**PROBLEM STATEMENT**
From the entries below, copy out every line with "JSON" in it.
*****
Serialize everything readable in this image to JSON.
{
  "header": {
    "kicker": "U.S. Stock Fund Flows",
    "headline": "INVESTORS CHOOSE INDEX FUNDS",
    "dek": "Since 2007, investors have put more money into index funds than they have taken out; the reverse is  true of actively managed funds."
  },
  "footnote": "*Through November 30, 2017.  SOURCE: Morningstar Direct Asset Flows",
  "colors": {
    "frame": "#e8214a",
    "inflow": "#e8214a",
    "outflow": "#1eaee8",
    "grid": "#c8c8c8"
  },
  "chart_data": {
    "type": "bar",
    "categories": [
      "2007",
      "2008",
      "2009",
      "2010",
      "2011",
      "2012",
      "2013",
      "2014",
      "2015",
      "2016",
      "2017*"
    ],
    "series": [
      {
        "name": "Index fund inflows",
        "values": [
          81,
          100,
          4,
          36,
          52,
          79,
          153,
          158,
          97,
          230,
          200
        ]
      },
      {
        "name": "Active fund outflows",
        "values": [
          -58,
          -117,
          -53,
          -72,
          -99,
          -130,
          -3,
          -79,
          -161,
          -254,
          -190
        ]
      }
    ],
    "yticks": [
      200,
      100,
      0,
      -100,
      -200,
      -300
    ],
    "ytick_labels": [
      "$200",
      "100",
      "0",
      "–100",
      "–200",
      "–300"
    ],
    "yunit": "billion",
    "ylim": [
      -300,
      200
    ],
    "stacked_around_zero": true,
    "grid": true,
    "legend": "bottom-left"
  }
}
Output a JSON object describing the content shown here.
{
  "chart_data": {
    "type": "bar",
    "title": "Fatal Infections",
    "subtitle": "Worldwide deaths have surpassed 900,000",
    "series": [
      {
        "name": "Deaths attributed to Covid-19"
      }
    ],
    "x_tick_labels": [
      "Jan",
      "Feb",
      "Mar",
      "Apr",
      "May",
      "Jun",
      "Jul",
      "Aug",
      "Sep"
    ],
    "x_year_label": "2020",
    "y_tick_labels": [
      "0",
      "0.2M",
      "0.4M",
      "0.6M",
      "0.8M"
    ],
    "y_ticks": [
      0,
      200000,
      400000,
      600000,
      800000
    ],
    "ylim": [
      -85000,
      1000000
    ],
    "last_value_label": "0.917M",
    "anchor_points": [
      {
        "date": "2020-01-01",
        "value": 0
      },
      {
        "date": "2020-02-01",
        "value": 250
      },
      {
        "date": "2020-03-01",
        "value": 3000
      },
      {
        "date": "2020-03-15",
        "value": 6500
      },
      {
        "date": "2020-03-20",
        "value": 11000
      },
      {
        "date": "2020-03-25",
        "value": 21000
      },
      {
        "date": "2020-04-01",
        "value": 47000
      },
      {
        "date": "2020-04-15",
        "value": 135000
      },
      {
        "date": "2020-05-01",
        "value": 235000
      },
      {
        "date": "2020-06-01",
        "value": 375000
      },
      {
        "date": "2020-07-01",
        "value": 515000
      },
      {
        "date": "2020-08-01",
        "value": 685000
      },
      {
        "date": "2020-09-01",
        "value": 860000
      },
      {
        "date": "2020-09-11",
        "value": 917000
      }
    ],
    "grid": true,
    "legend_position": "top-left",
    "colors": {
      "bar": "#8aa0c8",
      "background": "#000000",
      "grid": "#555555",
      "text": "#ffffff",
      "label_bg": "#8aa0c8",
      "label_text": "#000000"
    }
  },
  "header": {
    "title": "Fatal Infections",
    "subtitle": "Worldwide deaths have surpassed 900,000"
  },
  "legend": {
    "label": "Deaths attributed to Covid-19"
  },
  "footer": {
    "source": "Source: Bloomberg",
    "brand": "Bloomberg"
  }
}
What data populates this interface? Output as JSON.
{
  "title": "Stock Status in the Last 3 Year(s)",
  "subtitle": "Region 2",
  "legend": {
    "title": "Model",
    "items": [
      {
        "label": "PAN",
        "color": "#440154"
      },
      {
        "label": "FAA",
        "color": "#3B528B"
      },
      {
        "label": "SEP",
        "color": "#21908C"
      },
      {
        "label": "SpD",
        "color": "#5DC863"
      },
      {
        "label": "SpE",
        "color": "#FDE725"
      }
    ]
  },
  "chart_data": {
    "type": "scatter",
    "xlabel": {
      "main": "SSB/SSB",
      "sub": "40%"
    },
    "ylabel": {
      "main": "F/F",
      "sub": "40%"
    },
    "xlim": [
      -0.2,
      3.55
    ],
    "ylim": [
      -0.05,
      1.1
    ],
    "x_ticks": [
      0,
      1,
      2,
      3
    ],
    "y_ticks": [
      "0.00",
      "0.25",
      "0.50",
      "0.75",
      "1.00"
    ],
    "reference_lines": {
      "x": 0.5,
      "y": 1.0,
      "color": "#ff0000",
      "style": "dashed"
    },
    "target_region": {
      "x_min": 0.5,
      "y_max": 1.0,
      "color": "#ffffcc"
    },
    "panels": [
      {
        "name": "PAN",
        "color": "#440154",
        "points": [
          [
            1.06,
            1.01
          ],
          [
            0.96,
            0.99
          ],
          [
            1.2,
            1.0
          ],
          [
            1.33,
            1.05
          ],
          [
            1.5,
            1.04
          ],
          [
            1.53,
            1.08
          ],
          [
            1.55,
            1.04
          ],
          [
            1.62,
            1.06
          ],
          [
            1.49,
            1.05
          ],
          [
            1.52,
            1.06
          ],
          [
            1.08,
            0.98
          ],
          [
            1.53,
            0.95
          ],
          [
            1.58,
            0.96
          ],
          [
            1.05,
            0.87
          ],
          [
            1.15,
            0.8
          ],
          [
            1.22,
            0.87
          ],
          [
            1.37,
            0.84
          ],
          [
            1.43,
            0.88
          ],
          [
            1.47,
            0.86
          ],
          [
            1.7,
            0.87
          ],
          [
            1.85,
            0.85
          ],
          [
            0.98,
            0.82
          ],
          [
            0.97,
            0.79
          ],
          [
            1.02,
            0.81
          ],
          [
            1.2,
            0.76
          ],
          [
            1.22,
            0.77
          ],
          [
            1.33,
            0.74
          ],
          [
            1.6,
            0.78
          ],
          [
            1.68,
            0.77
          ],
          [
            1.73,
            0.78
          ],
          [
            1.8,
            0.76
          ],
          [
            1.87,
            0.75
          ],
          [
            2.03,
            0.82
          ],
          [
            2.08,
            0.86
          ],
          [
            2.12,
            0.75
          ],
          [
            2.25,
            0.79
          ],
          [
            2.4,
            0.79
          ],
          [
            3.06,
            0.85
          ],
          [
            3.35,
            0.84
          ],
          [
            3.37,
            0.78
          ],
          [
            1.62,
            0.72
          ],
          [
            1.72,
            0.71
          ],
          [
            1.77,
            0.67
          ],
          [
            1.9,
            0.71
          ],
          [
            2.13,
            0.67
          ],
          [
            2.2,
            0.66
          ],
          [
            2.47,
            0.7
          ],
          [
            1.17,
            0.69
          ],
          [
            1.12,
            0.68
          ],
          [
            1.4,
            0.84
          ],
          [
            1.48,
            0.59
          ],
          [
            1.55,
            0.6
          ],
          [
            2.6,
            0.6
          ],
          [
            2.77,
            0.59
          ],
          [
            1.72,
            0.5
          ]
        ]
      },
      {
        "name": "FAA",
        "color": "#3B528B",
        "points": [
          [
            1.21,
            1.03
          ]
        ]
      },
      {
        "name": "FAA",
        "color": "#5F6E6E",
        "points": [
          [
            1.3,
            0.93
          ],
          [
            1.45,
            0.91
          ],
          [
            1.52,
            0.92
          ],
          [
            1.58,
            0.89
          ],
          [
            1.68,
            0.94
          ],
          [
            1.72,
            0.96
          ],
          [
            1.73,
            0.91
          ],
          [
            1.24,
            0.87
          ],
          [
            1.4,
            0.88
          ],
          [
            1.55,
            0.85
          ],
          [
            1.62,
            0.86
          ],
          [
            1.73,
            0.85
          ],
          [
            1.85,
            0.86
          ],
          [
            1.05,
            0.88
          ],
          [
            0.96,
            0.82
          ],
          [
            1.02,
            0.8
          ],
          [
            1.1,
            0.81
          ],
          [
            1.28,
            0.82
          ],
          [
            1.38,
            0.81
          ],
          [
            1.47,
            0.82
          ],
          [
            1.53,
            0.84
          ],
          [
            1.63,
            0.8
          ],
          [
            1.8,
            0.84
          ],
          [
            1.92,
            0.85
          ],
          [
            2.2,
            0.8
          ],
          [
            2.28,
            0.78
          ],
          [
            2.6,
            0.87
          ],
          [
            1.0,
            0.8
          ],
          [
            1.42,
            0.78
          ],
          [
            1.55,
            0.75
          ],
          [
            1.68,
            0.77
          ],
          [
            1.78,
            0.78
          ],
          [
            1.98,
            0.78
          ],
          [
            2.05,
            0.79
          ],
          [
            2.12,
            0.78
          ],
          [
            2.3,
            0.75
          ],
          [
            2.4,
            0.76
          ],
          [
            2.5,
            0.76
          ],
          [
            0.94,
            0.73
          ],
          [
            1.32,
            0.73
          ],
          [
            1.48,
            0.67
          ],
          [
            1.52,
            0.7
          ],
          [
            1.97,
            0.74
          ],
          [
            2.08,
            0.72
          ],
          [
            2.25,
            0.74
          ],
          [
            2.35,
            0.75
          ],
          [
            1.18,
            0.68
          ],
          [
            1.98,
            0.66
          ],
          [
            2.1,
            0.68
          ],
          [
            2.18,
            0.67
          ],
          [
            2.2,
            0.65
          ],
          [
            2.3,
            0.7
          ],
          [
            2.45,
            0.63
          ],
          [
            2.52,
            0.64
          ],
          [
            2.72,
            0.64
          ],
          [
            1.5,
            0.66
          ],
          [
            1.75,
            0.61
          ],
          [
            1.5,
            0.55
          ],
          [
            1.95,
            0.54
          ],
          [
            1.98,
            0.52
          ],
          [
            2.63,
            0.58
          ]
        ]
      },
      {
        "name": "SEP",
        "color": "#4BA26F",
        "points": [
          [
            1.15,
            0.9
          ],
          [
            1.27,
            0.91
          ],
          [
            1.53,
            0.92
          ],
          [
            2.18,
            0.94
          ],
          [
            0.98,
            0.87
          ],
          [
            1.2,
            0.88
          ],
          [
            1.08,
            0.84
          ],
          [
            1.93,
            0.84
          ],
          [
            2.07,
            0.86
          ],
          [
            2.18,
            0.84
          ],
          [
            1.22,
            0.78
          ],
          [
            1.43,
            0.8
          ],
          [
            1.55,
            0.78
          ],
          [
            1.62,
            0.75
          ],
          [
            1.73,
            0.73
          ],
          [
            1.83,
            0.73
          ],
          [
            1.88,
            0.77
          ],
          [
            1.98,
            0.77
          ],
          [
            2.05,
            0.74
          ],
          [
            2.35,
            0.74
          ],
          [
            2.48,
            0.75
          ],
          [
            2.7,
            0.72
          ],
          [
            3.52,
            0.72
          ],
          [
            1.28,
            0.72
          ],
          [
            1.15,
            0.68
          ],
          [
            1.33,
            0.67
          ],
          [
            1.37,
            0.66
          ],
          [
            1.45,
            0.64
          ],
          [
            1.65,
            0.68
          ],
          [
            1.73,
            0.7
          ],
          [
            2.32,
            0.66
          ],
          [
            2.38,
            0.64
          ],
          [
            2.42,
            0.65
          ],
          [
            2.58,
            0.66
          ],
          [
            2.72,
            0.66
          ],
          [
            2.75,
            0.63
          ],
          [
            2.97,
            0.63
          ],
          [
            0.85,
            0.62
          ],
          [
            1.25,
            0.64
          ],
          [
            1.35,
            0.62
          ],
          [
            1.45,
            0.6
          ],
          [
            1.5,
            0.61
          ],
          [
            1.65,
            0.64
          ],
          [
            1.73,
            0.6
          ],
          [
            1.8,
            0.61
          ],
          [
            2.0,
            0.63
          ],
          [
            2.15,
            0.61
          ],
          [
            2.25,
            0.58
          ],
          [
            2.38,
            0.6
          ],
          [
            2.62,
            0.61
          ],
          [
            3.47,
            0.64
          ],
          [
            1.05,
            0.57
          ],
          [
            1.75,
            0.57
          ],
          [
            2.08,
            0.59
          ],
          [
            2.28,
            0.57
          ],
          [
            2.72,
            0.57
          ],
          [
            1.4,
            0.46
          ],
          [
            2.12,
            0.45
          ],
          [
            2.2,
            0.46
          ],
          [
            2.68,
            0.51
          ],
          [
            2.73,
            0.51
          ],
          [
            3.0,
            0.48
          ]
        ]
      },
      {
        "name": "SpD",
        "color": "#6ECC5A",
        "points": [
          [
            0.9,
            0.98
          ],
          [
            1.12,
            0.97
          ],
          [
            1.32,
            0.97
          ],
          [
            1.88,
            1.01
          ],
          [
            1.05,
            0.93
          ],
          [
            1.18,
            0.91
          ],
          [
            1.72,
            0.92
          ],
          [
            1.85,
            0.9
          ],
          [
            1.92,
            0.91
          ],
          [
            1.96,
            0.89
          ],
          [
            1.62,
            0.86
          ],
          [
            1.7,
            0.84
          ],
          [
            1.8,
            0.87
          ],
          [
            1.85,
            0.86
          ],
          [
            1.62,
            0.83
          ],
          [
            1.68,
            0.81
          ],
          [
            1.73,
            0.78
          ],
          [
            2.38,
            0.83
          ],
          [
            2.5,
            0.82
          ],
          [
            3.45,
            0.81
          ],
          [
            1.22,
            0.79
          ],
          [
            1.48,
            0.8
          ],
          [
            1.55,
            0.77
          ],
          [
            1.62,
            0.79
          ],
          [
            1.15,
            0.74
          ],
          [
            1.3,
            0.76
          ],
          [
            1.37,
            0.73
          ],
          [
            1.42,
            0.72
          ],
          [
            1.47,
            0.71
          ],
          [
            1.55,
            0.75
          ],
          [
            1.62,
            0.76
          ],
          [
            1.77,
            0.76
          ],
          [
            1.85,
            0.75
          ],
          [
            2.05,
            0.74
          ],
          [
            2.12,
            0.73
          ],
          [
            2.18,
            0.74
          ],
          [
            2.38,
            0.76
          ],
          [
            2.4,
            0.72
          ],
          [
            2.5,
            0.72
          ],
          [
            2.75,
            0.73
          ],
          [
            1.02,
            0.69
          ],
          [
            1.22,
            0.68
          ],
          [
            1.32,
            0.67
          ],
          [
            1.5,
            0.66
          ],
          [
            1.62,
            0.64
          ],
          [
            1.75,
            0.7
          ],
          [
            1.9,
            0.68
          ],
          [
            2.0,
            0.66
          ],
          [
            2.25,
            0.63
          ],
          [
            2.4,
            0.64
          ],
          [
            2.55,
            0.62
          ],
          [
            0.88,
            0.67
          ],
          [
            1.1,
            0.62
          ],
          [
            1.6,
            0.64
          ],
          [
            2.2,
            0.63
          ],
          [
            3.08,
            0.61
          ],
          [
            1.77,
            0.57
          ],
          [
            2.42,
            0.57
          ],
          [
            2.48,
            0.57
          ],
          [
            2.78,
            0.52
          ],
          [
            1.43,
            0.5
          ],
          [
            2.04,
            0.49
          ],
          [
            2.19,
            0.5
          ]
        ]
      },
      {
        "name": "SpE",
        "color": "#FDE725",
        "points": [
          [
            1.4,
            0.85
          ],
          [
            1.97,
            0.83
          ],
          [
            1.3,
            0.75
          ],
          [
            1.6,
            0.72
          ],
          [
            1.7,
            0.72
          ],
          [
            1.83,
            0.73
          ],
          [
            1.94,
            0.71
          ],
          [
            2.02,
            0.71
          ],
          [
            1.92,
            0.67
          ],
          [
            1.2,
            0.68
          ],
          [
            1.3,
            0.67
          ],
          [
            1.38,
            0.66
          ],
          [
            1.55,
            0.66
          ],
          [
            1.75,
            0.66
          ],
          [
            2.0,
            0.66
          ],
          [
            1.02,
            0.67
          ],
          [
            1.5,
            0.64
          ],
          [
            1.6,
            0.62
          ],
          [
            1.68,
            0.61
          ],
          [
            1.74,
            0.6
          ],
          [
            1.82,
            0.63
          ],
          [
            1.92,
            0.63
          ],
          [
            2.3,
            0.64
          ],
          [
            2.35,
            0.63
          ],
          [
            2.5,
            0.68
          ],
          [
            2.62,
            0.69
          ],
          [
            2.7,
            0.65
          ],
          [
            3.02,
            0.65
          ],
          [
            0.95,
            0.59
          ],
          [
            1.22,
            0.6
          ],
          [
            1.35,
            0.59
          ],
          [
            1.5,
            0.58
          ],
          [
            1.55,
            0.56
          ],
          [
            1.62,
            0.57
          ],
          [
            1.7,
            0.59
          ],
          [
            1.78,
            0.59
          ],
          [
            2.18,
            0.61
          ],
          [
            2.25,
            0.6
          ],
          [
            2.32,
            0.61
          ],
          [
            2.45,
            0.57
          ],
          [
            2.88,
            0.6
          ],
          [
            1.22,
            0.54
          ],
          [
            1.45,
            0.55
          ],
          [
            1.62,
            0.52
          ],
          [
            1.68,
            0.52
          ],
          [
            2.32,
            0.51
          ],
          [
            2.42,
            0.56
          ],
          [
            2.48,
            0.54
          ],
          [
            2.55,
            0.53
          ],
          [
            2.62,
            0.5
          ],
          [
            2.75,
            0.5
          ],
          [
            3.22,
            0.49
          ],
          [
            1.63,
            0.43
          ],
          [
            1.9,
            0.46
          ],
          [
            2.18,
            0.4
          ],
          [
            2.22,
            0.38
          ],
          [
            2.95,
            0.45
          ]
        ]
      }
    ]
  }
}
*****
**ANSWER TO THE EXERCISE**
Serialize everything readable in this image to JSON.
Output a JSON object describing the content shown here.
What data populates this interface? Output as JSON.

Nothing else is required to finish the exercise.